▶ _Prompt_: Find and copy lines holding "color".

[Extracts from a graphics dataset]
※

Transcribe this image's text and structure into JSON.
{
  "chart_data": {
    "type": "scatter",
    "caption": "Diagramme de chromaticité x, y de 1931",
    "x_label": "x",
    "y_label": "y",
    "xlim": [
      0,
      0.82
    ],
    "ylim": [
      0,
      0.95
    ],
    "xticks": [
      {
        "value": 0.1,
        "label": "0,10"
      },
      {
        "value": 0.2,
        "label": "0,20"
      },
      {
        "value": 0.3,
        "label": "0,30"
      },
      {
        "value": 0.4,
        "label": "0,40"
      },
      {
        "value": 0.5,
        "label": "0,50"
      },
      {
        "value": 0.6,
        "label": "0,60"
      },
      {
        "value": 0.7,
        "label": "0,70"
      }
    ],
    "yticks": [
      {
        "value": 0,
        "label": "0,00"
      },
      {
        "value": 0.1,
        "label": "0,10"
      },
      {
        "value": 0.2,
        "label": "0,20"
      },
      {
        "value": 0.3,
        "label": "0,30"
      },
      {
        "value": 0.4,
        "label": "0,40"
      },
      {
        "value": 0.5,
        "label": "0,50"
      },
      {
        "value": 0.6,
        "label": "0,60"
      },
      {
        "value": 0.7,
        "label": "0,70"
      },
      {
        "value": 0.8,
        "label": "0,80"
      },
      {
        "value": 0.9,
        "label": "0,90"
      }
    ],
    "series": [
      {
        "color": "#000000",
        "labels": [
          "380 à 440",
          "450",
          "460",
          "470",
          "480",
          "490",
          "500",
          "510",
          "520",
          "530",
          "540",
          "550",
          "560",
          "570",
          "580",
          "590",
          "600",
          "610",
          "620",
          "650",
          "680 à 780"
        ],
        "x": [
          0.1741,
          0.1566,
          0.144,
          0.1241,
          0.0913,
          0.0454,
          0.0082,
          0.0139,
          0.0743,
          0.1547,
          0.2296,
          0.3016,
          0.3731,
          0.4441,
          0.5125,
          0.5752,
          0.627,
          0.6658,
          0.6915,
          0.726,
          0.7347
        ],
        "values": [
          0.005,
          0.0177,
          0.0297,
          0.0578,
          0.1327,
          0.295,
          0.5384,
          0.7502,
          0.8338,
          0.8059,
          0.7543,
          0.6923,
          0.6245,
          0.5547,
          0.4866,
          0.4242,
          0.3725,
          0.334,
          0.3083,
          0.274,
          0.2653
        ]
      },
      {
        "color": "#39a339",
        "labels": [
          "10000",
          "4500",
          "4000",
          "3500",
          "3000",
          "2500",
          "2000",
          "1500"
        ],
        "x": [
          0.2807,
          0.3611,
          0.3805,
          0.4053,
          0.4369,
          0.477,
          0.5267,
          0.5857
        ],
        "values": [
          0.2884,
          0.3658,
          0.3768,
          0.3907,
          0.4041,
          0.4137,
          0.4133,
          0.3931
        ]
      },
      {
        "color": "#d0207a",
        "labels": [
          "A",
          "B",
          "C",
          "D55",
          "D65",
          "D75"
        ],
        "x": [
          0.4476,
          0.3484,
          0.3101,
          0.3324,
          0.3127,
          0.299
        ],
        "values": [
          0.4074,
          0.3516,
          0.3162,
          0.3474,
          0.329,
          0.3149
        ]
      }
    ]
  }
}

※

▶ _Exercise solution_:
        "color": "#000000",
        "color": "#39a339",
        "color": "#d0207a",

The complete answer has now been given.